-- BEGIN --

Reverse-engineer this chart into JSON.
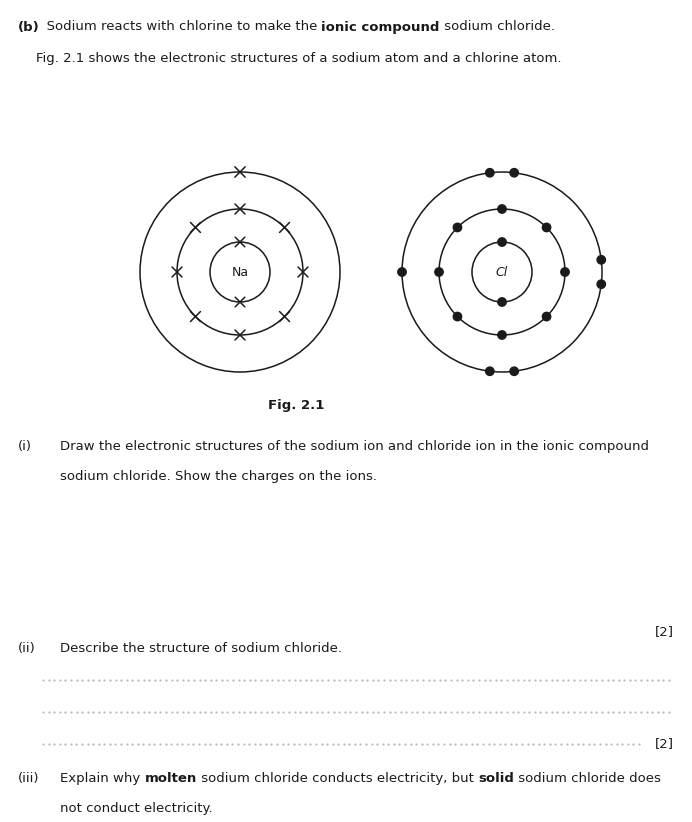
{
  "bg_color": "#ffffff",
  "text_color": "#1a1a1a",
  "line_color": "#1a1a1a",
  "fig_width": 6.92,
  "fig_height": 8.22,
  "na_label": "Na",
  "cl_label": "Cl",
  "fig_label": "Fig. 2.1",
  "marks_i": "[2]",
  "marks_ii": "[2]",
  "header_normal1": "(b)  Sodium reacts with chlorine to make the ",
  "header_bold": "ionic compound",
  "header_normal2": " sodium chloride.",
  "fig_desc": "Fig. 2.1 shows the electronic structures of a sodium atom and a chlorine atom.",
  "qi_label": "(i)",
  "qi_line1": "Draw the electronic structures of the sodium ion and chloride ion in the ionic compound",
  "qi_line2": "sodium chloride. Show the charges on the ions.",
  "qii_label": "(ii)",
  "qii_text": "Describe the structure of sodium chloride.",
  "qiii_label": "(iii)",
  "qiii_normal1": "Explain why ",
  "qiii_bold1": "molten",
  "qiii_normal2": " sodium chloride conducts electricity, but ",
  "qiii_bold2": "solid",
  "qiii_normal3": " sodium chloride does",
  "qiii_line2": "not conduct electricity."
}
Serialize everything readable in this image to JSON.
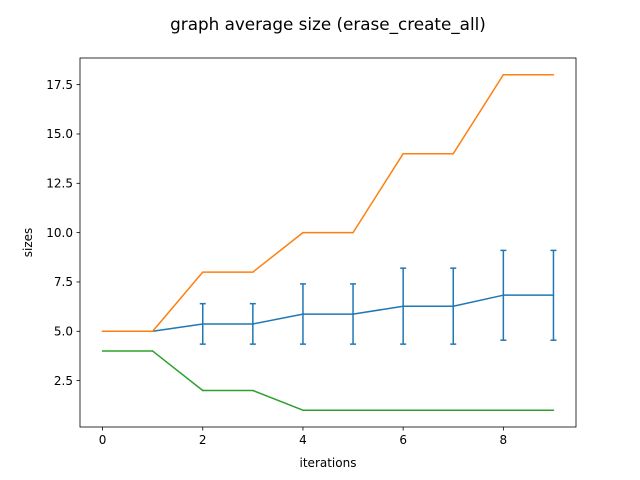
{
  "chart_data": {
    "type": "line",
    "title": "graph average size (erase_create_all)",
    "xlabel": "iterations",
    "ylabel": "sizes",
    "xlim": [
      -0.45,
      9.45
    ],
    "ylim": [
      0.15,
      18.85
    ],
    "x_ticks": [
      0,
      2,
      4,
      6,
      8
    ],
    "x_tick_labels": [
      "0",
      "2",
      "4",
      "6",
      "8"
    ],
    "y_ticks": [
      2.5,
      5.0,
      7.5,
      10.0,
      12.5,
      15.0,
      17.5
    ],
    "y_tick_labels": [
      "2.5",
      "5.0",
      "7.5",
      "10.0",
      "12.5",
      "15.0",
      "17.5"
    ],
    "grid": false,
    "x": [
      0,
      1,
      2,
      3,
      4,
      5,
      6,
      7,
      8,
      9
    ],
    "series": [
      {
        "color": "#1f77b4",
        "values": [
          5.0,
          5.0,
          5.37,
          5.37,
          5.87,
          5.87,
          6.27,
          6.27,
          6.83,
          6.83
        ],
        "error_low": [
          5.0,
          5.0,
          4.35,
          4.35,
          4.35,
          4.35,
          4.35,
          4.35,
          4.55,
          4.55
        ],
        "error_high": [
          5.0,
          5.0,
          6.4,
          6.4,
          7.4,
          7.4,
          8.2,
          8.2,
          9.1,
          9.1
        ]
      },
      {
        "color": "#ff7f0e",
        "values": [
          5,
          5,
          8,
          8,
          10,
          10,
          14,
          14,
          18,
          18
        ]
      },
      {
        "color": "#2ca02c",
        "values": [
          4,
          4,
          2,
          2,
          1,
          1,
          1,
          1,
          1,
          1
        ]
      }
    ]
  }
}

-- END --

Short task: Find "compound". Copy every line it occurs in.

Response to the exercise:
  "header_bold": "ionic compound",
  "qi_line1": "Draw the electronic structures of the sodium ion and chloride ion in the ionic compound",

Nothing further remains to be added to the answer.